Requirement >> Nothing may be dropped or altered: reproduce all the data.

Data to process >>
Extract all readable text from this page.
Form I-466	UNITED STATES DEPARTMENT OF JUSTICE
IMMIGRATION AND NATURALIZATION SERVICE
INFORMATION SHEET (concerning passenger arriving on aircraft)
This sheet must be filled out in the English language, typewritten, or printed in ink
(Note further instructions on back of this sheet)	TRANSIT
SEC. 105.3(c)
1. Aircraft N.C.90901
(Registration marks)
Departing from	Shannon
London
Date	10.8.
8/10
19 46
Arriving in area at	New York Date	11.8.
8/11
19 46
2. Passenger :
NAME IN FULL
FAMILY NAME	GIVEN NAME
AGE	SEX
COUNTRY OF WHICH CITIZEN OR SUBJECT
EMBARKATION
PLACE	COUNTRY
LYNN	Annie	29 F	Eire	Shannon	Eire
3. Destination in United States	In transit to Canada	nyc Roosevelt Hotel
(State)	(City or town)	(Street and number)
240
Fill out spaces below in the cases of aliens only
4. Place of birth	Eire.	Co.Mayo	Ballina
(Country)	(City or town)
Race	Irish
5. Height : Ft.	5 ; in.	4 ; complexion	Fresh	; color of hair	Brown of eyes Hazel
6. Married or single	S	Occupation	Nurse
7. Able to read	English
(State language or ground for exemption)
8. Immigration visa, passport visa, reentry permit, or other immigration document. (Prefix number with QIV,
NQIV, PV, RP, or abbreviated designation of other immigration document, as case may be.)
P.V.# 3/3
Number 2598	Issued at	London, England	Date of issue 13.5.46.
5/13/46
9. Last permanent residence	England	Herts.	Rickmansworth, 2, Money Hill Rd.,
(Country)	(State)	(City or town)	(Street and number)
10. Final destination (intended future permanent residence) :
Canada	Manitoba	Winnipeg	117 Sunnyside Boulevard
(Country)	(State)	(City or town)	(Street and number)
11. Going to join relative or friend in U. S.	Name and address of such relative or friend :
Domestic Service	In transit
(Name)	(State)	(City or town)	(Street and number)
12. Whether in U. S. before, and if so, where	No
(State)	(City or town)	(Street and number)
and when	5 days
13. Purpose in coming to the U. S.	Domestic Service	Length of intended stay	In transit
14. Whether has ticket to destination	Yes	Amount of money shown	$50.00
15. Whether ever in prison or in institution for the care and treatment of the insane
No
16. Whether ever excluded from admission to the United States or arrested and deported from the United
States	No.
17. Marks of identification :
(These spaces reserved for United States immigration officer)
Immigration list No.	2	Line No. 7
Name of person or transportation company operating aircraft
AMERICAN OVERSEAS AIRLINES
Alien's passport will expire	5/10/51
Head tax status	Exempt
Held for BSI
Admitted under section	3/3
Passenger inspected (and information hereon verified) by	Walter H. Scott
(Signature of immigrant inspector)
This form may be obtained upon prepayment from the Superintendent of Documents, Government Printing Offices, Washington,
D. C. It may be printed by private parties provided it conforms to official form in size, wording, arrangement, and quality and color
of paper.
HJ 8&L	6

Result of the exercise >>
Extract all readable text from this page.
Form I-466	UNITED STATES DEPARTMENT OF JUSTICE
IMMIGRATION AND NATURALIZATION SERVICE
INFORMATION SHEET (concerning passenger arriving on aircraft)
This sheet must be filled out in the English language, typewritten, or printed in ink
(Note further instructions on back of this sheet)	TRANSIT
SEC. 105.3(c)
1. Aircraft N.C.90901
(Registration marks)
Departing from	Shannon
London
Date	10.8.
8/10
19 46
Arriving in area at	New York Date	11.8.
8/11
19 46
2. Passenger :
NAME IN FULL
FAMILY NAME	GIVEN NAME
AGE	SEX
COUNTRY OF WHICH CITIZEN OR SUBJECT
EMBARKATION
PLACE	COUNTRY
LYNN	Annie	29 F	Eire	Shannon	Eire
3. Destination in United States	In transit to Canada	nyc Roosevelt Hotel
(State)	(City or town)	(Street and number)
240
Fill out spaces below in the cases of aliens only
4. Place of birth	Eire.	Co.Mayo	Ballina
(Country)	(City or town)
Race	Irish
5. Height : Ft.	5 ; in.	4 ; complexion	Fresh	; color of hair	Brown of eyes Hazel
6. Married or single	S	Occupation	Nurse
7. Able to read	English
(State language or ground for exemption)
8. Immigration visa, passport visa, reentry permit, or other immigration document. (Prefix number with QIV,
NQIV, PV, RP, or abbreviated designation of other immigration document, as case may be.)
P.V.# 3/3
Number 2598	Issued at	London, England	Date of issue 13.5.46.
5/13/46
9. Last permanent residence	England	Herts.	Rickmansworth, 2, Money Hill Rd.,
(Country)	(State)	(City or town)	(Street and number)
10. Final destination (intended future permanent residence) :
Canada	Manitoba	Winnipeg	117 Sunnyside Boulevard
(Country)	(State)	(City or town)	(Street and number)
11. Going to join relative or friend in U. S.	Name and address of such relative or friend :
Domestic Service	In transit
(Name)	(State)	(City or town)	(Street and number)
12. Whether in U. S. before, and if so, where	No
(State)	(City or town)	(Street and number)
and when	5 days
13. Purpose in coming to the U. S.	Domestic Service	Length of intended stay	In transit
14. Whether has ticket to destination	Yes	Amount of money shown	$50.00
15. Whether ever in prison or in institution for the care and treatment of the insane
No
16. Whether ever excluded from admission to the United States or arrested and deported from the United
States	No.
17. Marks of identification :
(These spaces reserved for United States immigration officer)
Immigration list No.	2	Line No. 7
Name of person or transportation company operating aircraft
AMERICAN OVERSEAS AIRLINES
Alien's passport will expire	5/10/51
Head tax status	Exempt
Held for BSI
Admitted under section	3/3
Passenger inspected (and information hereon verified) by	Walter H. Scott
(Signature of immigrant inspector)
This form may be obtained upon prepayment from the Superintendent of Documents, Government Printing Offices, Washington,
D. C. It may be printed by private parties provided it conforms to official form in size, wording, arrangement, and quality and color
of paper.
HJ 8&L	6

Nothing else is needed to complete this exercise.